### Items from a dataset
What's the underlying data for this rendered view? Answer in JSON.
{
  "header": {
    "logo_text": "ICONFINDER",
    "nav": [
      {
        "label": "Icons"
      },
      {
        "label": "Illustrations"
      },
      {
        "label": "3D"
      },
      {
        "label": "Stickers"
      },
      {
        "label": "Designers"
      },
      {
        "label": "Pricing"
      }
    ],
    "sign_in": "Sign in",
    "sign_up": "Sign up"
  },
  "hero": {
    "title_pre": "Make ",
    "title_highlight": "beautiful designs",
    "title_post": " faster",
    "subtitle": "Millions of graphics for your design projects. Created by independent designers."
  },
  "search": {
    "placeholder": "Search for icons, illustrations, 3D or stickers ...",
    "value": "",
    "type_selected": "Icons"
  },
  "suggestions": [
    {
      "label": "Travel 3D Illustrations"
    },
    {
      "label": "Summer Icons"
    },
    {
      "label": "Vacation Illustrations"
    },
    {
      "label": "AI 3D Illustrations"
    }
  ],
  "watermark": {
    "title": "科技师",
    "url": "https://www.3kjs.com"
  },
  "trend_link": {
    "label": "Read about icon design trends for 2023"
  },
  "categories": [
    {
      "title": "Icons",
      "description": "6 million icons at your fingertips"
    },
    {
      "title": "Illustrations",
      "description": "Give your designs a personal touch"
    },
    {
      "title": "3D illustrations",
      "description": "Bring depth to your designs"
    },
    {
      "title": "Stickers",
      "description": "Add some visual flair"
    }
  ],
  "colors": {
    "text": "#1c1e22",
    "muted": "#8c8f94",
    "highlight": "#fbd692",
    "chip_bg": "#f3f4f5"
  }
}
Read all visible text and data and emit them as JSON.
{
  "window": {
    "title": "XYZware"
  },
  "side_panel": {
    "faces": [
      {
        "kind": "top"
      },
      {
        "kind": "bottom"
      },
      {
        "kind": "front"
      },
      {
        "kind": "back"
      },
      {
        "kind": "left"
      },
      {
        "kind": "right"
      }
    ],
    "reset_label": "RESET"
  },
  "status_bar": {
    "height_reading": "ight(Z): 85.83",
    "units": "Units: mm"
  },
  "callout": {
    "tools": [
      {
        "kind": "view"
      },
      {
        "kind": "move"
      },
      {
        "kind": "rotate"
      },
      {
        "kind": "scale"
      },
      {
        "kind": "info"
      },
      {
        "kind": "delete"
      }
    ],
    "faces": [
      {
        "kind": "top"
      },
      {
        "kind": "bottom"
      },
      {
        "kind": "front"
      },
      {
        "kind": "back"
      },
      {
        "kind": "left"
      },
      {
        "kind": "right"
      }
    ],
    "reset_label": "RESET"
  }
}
--
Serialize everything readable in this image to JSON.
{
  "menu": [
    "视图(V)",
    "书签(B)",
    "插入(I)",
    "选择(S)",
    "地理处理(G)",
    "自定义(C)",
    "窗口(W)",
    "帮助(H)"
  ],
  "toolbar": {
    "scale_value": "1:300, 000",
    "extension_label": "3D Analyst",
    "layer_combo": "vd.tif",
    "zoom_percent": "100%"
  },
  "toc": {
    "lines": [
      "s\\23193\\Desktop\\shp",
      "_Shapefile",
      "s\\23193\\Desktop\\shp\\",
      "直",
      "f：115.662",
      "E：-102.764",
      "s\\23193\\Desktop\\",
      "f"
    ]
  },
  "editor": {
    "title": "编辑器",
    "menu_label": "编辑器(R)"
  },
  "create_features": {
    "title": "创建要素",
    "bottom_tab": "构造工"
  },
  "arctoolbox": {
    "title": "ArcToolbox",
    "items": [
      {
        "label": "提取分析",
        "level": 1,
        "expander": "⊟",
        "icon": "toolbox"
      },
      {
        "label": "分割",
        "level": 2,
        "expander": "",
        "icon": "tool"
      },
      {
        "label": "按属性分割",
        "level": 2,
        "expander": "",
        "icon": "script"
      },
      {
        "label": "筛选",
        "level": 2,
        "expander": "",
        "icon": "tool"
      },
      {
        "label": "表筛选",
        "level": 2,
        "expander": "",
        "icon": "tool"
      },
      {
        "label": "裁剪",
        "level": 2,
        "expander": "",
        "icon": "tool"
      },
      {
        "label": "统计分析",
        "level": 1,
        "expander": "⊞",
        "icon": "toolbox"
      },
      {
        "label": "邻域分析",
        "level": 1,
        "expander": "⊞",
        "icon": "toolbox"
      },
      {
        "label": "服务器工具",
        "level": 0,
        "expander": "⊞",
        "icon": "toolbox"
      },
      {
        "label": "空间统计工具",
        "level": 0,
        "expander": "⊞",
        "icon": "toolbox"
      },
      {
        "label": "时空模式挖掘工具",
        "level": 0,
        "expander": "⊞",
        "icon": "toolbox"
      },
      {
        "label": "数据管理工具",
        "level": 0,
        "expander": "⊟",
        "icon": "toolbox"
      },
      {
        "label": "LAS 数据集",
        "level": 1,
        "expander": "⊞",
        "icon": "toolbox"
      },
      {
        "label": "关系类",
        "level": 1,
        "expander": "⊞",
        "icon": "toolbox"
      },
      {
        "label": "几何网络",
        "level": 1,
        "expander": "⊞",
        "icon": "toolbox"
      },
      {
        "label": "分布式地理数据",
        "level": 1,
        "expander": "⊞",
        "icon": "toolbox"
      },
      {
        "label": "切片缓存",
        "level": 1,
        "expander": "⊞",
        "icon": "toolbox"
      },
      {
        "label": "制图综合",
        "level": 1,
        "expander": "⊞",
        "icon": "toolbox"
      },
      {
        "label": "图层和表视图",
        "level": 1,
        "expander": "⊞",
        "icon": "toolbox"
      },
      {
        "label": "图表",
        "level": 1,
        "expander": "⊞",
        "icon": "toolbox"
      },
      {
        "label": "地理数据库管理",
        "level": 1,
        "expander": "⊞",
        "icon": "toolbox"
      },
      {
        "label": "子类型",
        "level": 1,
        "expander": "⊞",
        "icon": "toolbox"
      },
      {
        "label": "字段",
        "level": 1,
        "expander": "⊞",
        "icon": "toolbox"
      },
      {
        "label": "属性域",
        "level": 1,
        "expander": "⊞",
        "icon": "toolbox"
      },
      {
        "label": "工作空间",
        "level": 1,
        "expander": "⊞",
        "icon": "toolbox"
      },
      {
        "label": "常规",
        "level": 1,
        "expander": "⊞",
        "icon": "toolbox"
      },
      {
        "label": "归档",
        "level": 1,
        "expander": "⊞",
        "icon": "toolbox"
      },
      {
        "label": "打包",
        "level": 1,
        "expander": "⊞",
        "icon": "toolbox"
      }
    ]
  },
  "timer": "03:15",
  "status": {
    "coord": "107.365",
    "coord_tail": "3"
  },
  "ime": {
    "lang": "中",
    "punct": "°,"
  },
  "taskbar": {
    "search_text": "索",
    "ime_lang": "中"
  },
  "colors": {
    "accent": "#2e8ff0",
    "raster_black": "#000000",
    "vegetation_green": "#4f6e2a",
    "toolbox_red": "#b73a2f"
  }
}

### Given task
Copy every line in the records above that contains the word "your".

### Result for this task
    "subtitle": "Millions of graphics for your design projects. Created by independent designers."
      "description": "6 million icons at your fingertips"
      "description": "Give your designs a personal touch"
      "description": "Bring depth to your designs"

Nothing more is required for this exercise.